### BRIEF
Copy each line of the data below exactly, leaving out pictures.

▬▬▬

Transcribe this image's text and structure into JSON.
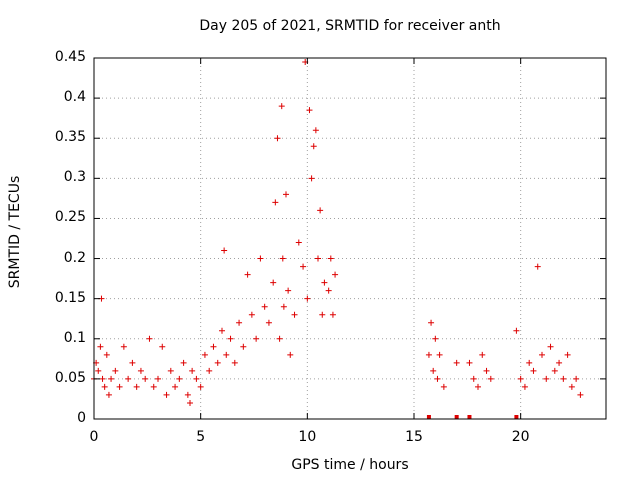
{
  "chart_data": {
    "type": "scatter",
    "title": "Day 205 of 2021, SRMTID for receiver anth",
    "xlabel": "GPS time / hours",
    "ylabel": "SRMTID / TECUs",
    "xlim": [
      0,
      24
    ],
    "ylim": [
      0,
      0.45
    ],
    "grid": true,
    "marker": "plus",
    "color": "#dd0000",
    "x_ticks": [
      0,
      5,
      10,
      15,
      20
    ],
    "x_tick_labels": [
      "0",
      "5",
      "10",
      "15",
      "20"
    ],
    "y_ticks": [
      0,
      0.05,
      0.1,
      0.15,
      0.2,
      0.25,
      0.3,
      0.35,
      0.4,
      0.45
    ],
    "y_tick_labels": [
      "0",
      "0.05",
      "0.1",
      "0.15",
      "0.2",
      "0.25",
      "0.3",
      "0.35",
      "0.4",
      "0.45"
    ],
    "series": [
      {
        "name": "SRMTID",
        "x": [
          0.0,
          0.1,
          0.2,
          0.3,
          0.35,
          0.4,
          0.5,
          0.6,
          0.7,
          0.8,
          1.0,
          1.2,
          1.4,
          1.6,
          1.8,
          2.0,
          2.2,
          2.4,
          2.6,
          2.8,
          3.0,
          3.2,
          3.4,
          3.6,
          3.8,
          4.0,
          4.2,
          4.4,
          4.5,
          4.6,
          4.8,
          5.0,
          5.2,
          5.4,
          5.6,
          5.8,
          6.0,
          6.1,
          6.2,
          6.4,
          6.6,
          6.8,
          7.0,
          7.2,
          7.4,
          7.6,
          7.8,
          8.0,
          8.2,
          8.4,
          8.5,
          8.6,
          8.7,
          8.8,
          8.85,
          8.9,
          9.0,
          9.1,
          9.2,
          9.4,
          9.6,
          9.8,
          9.9,
          10.0,
          10.1,
          10.2,
          10.3,
          10.4,
          10.5,
          10.6,
          10.7,
          10.8,
          11.0,
          11.1,
          11.2,
          11.3,
          15.7,
          15.8,
          15.9,
          16.0,
          16.1,
          16.2,
          16.4,
          17.0,
          17.6,
          17.8,
          18.0,
          18.2,
          18.4,
          18.6,
          19.8,
          20.0,
          20.2,
          20.4,
          20.6,
          20.8,
          21.0,
          21.2,
          21.4,
          21.6,
          21.8,
          22.0,
          22.2,
          22.4,
          22.6,
          22.8
        ],
        "y": [
          0.05,
          0.07,
          0.06,
          0.09,
          0.15,
          0.05,
          0.04,
          0.08,
          0.03,
          0.05,
          0.06,
          0.04,
          0.09,
          0.05,
          0.07,
          0.04,
          0.06,
          0.05,
          0.1,
          0.04,
          0.05,
          0.09,
          0.03,
          0.06,
          0.04,
          0.05,
          0.07,
          0.03,
          0.02,
          0.06,
          0.05,
          0.04,
          0.08,
          0.06,
          0.09,
          0.07,
          0.11,
          0.21,
          0.08,
          0.1,
          0.07,
          0.12,
          0.09,
          0.18,
          0.13,
          0.1,
          0.2,
          0.14,
          0.12,
          0.17,
          0.27,
          0.35,
          0.1,
          0.39,
          0.2,
          0.14,
          0.28,
          0.16,
          0.08,
          0.13,
          0.22,
          0.19,
          0.445,
          0.15,
          0.385,
          0.3,
          0.34,
          0.36,
          0.2,
          0.26,
          0.13,
          0.17,
          0.16,
          0.2,
          0.13,
          0.18,
          0.08,
          0.12,
          0.06,
          0.1,
          0.05,
          0.08,
          0.04,
          0.07,
          0.07,
          0.05,
          0.04,
          0.08,
          0.06,
          0.05,
          0.11,
          0.05,
          0.04,
          0.07,
          0.06,
          0.19,
          0.08,
          0.05,
          0.09,
          0.06,
          0.07,
          0.05,
          0.08,
          0.04,
          0.05,
          0.03
        ]
      }
    ],
    "zero_markers_x": [
      15.7,
      17.0,
      17.6,
      19.8
    ]
  }
}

▬▬▬

### EXERCISE OUTPUT
Transcribe this image's text and structure into JSON.
{
  "chart_data": {
    "type": "scatter",
    "title": "Day 205 of 2021, SRMTID for receiver anth",
    "xlabel": "GPS time / hours",
    "ylabel": "SRMTID / TECUs",
    "xlim": [
      0,
      24
    ],
    "ylim": [
      0,
      0.45
    ],
    "grid": true,
    "marker": "plus",
    "color": "#dd0000",
    "x_ticks": [
      0,
      5,
      10,
      15,
      20
    ],
    "x_tick_labels": [
      "0",
      "5",
      "10",
      "15",
      "20"
    ],
    "y_ticks": [
      0,
      0.05,
      0.1,
      0.15,
      0.2,
      0.25,
      0.3,
      0.35,
      0.4,
      0.45
    ],
    "y_tick_labels": [
      "0",
      "0.05",
      "0.1",
      "0.15",
      "0.2",
      "0.25",
      "0.3",
      "0.35",
      "0.4",
      "0.45"
    ],
    "series": [
      {
        "name": "SRMTID",
        "x": [
          0.0,
          0.1,
          0.2,
          0.3,
          0.35,
          0.4,
          0.5,
          0.6,
          0.7,
          0.8,
          1.0,
          1.2,
          1.4,
          1.6,
          1.8,
          2.0,
          2.2,
          2.4,
          2.6,
          2.8,
          3.0,
          3.2,
          3.4,
          3.6,
          3.8,
          4.0,
          4.2,
          4.4,
          4.5,
          4.6,
          4.8,
          5.0,
          5.2,
          5.4,
          5.6,
          5.8,
          6.0,
          6.1,
          6.2,
          6.4,
          6.6,
          6.8,
          7.0,
          7.2,
          7.4,
          7.6,
          7.8,
          8.0,
          8.2,
          8.4,
          8.5,
          8.6,
          8.7,
          8.8,
          8.85,
          8.9,
          9.0,
          9.1,
          9.2,
          9.4,
          9.6,
          9.8,
          9.9,
          10.0,
          10.1,
          10.2,
          10.3,
          10.4,
          10.5,
          10.6,
          10.7,
          10.8,
          11.0,
          11.1,
          11.2,
          11.3,
          15.7,
          15.8,
          15.9,
          16.0,
          16.1,
          16.2,
          16.4,
          17.0,
          17.6,
          17.8,
          18.0,
          18.2,
          18.4,
          18.6,
          19.8,
          20.0,
          20.2,
          20.4,
          20.6,
          20.8,
          21.0,
          21.2,
          21.4,
          21.6,
          21.8,
          22.0,
          22.2,
          22.4,
          22.6,
          22.8
        ],
        "y": [
          0.05,
          0.07,
          0.06,
          0.09,
          0.15,
          0.05,
          0.04,
          0.08,
          0.03,
          0.05,
          0.06,
          0.04,
          0.09,
          0.05,
          0.07,
          0.04,
          0.06,
          0.05,
          0.1,
          0.04,
          0.05,
          0.09,
          0.03,
          0.06,
          0.04,
          0.05,
          0.07,
          0.03,
          0.02,
          0.06,
          0.05,
          0.04,
          0.08,
          0.06,
          0.09,
          0.07,
          0.11,
          0.21,
          0.08,
          0.1,
          0.07,
          0.12,
          0.09,
          0.18,
          0.13,
          0.1,
          0.2,
          0.14,
          0.12,
          0.17,
          0.27,
          0.35,
          0.1,
          0.39,
          0.2,
          0.14,
          0.28,
          0.16,
          0.08,
          0.13,
          0.22,
          0.19,
          0.445,
          0.15,
          0.385,
          0.3,
          0.34,
          0.36,
          0.2,
          0.26,
          0.13,
          0.17,
          0.16,
          0.2,
          0.13,
          0.18,
          0.08,
          0.12,
          0.06,
          0.1,
          0.05,
          0.08,
          0.04,
          0.07,
          0.07,
          0.05,
          0.04,
          0.08,
          0.06,
          0.05,
          0.11,
          0.05,
          0.04,
          0.07,
          0.06,
          0.19,
          0.08,
          0.05,
          0.09,
          0.06,
          0.07,
          0.05,
          0.08,
          0.04,
          0.05,
          0.03
        ]
      }
    ],
    "zero_markers_x": [
      15.7,
      17.0,
      17.6,
      19.8
    ]
  }
}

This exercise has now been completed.